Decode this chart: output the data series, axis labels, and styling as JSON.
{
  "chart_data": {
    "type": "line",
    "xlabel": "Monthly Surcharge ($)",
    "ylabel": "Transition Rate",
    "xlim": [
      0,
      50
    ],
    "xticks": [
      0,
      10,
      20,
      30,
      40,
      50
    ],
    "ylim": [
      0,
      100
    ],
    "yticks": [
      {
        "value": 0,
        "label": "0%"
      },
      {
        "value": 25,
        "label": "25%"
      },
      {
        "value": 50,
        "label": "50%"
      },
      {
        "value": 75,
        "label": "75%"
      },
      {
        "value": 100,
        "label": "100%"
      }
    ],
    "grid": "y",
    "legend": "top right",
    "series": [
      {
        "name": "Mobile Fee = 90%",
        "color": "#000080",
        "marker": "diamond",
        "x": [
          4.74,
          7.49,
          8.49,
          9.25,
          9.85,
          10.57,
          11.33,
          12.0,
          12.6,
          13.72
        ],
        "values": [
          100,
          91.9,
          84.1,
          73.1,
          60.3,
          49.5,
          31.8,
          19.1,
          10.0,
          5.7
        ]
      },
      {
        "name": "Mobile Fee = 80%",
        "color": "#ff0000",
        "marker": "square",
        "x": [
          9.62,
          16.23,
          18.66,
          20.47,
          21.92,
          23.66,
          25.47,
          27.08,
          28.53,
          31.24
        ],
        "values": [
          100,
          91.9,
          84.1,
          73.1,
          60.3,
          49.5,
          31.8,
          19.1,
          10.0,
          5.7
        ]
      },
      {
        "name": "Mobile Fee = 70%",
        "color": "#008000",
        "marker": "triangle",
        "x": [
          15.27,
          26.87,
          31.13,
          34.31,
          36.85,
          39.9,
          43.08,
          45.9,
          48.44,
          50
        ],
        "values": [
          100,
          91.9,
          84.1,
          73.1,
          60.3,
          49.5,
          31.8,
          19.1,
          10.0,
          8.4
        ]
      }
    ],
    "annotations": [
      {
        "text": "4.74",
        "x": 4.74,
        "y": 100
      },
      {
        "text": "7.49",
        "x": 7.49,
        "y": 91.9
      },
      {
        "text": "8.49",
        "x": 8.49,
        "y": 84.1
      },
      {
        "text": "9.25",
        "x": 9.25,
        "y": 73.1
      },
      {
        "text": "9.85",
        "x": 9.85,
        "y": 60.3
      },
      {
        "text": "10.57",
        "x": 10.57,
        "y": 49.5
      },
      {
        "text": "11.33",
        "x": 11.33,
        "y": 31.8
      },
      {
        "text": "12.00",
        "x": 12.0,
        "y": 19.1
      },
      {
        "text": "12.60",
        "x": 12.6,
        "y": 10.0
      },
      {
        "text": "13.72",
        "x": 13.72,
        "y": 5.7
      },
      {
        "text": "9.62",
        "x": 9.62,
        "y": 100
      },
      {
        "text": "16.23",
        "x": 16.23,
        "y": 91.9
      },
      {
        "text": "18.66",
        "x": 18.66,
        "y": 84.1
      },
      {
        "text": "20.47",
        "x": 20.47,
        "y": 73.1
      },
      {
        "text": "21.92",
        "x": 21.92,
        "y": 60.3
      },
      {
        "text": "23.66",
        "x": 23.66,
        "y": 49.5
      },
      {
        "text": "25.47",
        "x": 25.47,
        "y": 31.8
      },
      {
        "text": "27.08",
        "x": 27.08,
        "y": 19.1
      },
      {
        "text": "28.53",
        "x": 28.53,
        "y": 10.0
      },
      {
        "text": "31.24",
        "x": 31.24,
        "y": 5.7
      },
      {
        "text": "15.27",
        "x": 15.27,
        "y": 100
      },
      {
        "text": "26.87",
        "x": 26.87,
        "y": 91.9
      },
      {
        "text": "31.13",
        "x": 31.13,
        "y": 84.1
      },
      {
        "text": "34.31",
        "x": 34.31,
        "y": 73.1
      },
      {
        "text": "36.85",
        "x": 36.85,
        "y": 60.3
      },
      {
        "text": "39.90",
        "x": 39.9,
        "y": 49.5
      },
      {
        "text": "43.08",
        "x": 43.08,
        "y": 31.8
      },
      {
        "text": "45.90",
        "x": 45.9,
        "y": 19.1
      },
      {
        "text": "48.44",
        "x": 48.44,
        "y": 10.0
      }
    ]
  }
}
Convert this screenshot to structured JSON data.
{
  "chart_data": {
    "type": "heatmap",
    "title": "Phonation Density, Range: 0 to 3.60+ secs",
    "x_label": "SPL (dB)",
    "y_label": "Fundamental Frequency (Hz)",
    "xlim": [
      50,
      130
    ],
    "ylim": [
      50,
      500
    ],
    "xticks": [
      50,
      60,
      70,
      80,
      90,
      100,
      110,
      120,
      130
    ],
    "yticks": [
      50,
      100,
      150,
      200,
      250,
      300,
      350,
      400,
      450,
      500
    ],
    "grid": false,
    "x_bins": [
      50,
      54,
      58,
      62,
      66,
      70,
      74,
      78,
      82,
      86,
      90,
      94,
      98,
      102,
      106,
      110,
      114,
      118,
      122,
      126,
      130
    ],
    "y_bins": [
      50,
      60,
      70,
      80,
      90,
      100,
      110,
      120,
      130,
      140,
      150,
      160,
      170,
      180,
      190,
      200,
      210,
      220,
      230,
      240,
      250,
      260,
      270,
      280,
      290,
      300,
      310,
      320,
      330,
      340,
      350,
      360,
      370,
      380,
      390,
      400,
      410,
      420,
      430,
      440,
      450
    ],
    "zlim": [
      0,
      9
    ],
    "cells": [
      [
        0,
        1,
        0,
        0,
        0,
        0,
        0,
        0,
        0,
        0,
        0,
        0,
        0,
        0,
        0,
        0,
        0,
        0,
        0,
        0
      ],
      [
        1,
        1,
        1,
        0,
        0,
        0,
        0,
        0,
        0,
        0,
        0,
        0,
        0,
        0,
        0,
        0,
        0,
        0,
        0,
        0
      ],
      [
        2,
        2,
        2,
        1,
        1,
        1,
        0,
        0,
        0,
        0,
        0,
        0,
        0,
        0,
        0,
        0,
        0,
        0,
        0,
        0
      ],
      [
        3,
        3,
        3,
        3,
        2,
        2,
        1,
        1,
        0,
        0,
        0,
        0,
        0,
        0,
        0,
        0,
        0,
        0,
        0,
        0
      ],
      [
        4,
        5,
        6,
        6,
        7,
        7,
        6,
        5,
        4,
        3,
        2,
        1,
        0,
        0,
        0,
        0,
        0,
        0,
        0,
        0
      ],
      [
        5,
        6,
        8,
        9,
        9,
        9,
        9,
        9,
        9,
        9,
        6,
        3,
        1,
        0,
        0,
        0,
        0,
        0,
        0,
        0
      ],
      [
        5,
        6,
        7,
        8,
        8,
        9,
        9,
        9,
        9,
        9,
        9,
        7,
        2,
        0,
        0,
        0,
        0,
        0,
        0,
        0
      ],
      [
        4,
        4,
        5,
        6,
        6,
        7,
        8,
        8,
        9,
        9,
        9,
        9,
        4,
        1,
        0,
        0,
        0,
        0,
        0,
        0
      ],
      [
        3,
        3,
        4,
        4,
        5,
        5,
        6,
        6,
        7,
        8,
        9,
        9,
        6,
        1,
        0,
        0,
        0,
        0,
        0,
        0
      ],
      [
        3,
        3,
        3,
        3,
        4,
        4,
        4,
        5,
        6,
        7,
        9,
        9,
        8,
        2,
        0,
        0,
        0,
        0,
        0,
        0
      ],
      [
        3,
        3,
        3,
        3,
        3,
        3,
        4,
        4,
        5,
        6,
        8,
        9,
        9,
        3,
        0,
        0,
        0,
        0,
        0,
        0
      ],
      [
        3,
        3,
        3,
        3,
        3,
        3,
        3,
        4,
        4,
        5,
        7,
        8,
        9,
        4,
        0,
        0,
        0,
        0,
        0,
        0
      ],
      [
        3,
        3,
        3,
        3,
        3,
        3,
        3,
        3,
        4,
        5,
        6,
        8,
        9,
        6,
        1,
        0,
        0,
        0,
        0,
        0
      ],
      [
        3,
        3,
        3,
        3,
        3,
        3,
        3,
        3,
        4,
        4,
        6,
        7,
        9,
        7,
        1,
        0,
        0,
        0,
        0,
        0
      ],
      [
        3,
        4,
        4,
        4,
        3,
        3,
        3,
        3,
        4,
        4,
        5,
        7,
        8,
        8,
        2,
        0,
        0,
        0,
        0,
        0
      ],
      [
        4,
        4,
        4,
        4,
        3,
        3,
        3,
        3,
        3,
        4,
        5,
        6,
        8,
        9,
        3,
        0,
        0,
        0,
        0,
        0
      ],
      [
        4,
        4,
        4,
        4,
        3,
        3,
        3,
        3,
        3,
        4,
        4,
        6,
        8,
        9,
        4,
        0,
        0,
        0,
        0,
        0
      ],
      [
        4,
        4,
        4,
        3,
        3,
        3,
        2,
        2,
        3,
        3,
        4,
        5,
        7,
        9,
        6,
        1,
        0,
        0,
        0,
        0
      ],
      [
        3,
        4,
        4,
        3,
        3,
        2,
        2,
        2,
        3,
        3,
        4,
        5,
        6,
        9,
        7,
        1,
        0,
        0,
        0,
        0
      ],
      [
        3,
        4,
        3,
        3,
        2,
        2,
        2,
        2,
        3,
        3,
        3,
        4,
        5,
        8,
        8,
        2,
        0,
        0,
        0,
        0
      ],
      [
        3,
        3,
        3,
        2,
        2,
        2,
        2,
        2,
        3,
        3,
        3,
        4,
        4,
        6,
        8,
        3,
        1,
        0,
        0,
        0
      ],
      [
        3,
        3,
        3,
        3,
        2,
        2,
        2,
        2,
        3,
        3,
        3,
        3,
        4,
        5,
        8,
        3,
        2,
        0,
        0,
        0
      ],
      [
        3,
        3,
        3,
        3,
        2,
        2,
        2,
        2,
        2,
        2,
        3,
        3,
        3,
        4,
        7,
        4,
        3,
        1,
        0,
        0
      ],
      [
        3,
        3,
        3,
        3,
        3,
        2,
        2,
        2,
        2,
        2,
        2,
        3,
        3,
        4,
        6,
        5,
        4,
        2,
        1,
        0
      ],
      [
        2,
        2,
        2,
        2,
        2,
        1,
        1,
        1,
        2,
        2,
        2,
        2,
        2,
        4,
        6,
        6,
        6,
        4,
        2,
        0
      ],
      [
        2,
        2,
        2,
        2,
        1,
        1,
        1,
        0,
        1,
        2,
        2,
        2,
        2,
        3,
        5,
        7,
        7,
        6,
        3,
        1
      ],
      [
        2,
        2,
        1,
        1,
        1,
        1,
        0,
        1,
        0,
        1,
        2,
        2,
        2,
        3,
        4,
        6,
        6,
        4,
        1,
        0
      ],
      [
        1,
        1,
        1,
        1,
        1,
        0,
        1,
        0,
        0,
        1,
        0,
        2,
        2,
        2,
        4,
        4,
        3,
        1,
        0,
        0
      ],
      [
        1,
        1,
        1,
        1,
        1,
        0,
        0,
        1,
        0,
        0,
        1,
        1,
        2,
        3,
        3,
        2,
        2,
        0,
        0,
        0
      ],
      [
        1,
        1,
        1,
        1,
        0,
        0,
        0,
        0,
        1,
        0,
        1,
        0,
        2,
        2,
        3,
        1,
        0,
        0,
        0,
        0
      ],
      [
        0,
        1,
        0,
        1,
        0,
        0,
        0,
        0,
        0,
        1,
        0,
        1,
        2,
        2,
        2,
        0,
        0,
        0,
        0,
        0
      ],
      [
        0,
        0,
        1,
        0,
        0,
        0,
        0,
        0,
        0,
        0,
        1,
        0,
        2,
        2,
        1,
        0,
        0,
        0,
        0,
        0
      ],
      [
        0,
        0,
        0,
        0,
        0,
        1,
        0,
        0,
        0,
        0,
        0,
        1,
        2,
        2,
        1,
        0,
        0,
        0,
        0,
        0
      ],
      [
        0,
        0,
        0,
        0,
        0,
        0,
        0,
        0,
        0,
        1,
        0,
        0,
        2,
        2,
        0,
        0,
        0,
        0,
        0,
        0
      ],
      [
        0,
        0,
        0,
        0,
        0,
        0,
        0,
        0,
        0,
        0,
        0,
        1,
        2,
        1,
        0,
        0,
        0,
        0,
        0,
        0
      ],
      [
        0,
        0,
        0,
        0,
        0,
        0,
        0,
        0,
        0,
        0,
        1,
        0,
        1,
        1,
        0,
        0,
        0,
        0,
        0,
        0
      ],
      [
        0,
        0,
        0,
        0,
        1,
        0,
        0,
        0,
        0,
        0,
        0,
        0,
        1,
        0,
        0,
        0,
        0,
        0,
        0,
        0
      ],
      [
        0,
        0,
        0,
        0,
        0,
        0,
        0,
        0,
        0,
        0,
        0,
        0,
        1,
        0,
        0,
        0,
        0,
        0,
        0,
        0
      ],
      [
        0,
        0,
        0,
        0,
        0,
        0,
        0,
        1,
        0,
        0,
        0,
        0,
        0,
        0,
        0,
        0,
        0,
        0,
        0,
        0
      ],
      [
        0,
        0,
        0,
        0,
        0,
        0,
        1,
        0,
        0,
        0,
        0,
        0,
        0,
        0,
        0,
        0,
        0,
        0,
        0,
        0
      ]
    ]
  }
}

········

_Task:_
From the entries above, return each line with the word "color" in it.

_Reply:_
        "color": "#000080",
        "color": "#ff0000",
        "color": "#008000",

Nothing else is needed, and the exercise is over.